What is required – Only lines with the string "mise" should be returned from the data below.

==== Information supplied

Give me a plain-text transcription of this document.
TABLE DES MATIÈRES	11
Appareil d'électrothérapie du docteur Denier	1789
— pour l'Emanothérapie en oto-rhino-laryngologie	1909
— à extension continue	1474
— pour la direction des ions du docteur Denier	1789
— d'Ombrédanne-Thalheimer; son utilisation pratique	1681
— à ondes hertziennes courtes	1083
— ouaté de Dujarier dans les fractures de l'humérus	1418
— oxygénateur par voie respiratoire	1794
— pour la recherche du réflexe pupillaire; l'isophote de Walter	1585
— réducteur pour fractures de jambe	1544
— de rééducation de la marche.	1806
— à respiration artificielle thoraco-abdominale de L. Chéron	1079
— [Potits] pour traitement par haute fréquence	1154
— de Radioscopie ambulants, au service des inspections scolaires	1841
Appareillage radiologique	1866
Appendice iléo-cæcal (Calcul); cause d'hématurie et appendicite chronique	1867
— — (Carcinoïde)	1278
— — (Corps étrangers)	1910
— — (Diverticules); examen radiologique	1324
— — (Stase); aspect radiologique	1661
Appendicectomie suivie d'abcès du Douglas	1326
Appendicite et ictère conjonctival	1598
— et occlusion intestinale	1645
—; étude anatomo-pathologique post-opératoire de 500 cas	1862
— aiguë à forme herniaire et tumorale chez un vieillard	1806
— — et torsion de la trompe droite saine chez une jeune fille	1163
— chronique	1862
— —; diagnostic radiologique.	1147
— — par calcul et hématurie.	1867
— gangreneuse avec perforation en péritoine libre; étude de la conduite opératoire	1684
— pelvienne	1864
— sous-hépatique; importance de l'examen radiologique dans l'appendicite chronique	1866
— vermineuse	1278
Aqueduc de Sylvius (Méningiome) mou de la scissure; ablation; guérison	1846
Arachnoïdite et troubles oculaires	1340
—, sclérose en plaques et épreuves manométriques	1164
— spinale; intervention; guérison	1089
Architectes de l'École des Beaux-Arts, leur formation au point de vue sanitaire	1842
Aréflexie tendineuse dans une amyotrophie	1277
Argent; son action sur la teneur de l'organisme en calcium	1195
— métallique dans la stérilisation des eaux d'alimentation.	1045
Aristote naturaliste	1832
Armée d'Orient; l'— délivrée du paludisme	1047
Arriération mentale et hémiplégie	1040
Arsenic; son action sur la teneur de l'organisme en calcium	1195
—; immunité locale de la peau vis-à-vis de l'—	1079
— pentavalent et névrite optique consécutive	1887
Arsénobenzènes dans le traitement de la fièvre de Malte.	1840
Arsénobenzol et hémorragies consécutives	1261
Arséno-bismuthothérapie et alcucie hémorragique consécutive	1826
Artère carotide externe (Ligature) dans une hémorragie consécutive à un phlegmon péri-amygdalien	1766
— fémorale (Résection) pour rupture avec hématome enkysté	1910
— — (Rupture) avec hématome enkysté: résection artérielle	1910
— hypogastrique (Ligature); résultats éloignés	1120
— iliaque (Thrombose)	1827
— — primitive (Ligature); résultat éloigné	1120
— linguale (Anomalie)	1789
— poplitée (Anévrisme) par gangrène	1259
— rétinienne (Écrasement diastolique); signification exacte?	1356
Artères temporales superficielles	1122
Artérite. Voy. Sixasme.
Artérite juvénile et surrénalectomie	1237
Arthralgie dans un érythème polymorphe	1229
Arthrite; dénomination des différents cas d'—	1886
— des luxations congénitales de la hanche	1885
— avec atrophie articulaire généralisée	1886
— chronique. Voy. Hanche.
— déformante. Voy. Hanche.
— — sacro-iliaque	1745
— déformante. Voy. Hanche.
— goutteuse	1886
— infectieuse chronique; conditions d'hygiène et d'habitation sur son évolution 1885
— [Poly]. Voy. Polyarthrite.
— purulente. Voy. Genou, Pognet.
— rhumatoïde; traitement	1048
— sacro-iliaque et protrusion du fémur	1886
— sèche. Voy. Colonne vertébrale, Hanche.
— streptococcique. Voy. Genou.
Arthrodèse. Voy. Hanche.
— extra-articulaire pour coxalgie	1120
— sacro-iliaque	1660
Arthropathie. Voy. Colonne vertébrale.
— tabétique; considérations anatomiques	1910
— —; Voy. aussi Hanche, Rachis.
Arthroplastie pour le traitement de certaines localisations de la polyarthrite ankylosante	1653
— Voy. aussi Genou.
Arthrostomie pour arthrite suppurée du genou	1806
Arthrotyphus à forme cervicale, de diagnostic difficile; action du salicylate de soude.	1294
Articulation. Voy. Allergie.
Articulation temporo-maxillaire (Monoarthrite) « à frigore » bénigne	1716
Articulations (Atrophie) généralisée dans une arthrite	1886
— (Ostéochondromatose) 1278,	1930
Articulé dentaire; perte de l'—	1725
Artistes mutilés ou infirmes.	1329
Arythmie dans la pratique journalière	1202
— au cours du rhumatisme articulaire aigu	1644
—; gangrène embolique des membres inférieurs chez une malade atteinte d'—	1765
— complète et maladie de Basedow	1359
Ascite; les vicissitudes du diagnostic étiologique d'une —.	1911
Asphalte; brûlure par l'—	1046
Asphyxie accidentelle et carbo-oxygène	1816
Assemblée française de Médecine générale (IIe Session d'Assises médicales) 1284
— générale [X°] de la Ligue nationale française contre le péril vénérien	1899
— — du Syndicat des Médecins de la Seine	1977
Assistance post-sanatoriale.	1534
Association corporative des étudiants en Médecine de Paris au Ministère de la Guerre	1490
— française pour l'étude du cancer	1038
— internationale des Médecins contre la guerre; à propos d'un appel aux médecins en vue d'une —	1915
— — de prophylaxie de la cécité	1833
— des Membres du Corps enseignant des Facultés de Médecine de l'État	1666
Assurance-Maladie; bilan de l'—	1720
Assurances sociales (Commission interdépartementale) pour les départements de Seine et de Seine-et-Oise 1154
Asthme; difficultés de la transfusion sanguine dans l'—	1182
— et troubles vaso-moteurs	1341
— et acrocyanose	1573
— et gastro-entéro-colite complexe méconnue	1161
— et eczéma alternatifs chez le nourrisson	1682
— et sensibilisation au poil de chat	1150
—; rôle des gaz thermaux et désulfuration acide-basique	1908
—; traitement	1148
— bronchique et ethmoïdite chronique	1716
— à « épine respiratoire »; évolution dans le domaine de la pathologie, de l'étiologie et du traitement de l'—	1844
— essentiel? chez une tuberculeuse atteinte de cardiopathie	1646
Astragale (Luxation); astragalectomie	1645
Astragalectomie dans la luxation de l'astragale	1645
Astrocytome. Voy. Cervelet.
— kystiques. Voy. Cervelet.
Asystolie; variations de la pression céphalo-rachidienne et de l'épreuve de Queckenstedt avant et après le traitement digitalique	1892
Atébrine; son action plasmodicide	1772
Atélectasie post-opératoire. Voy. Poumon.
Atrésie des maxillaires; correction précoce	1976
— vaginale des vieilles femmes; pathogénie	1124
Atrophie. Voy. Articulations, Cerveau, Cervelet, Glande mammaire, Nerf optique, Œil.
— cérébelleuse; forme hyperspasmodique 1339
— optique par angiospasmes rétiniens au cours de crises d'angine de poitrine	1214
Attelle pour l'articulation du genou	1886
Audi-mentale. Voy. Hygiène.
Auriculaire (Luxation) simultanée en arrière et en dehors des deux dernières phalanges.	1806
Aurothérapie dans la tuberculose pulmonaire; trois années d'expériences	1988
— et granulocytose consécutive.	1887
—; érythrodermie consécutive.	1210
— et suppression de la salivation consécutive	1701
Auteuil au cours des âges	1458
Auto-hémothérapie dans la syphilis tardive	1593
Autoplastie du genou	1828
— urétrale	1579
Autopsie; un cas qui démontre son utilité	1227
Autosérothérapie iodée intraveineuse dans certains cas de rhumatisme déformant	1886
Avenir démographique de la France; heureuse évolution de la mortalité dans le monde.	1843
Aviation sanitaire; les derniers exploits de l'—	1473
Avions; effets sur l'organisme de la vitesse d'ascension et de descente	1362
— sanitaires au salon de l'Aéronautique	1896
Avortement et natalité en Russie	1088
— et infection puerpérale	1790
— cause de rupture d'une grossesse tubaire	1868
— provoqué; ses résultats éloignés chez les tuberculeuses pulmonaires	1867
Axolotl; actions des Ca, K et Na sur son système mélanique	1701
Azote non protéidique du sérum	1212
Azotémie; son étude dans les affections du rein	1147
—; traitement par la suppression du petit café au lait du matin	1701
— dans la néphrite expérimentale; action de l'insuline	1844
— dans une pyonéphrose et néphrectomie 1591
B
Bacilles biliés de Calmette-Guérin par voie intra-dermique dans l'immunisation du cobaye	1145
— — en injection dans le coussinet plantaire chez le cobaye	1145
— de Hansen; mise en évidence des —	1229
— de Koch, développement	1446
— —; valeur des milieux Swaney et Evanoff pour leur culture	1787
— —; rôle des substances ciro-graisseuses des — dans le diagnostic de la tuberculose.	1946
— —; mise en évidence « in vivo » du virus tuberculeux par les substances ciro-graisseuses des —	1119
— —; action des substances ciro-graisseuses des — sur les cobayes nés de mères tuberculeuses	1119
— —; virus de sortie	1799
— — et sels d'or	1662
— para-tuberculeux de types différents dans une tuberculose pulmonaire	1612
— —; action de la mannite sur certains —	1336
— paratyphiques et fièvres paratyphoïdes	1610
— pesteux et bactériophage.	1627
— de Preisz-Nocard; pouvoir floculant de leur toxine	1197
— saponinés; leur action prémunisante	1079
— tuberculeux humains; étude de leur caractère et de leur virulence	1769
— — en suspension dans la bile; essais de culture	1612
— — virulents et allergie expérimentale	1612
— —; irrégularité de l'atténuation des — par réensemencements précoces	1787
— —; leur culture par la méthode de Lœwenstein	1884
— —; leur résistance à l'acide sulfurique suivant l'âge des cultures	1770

========

Result of this task –
— de Hansen; mise en évidence des —	1229
— —; mise en évidence « in vivo » du virus tuberculeux par les substances ciro-graisseuses des —	1119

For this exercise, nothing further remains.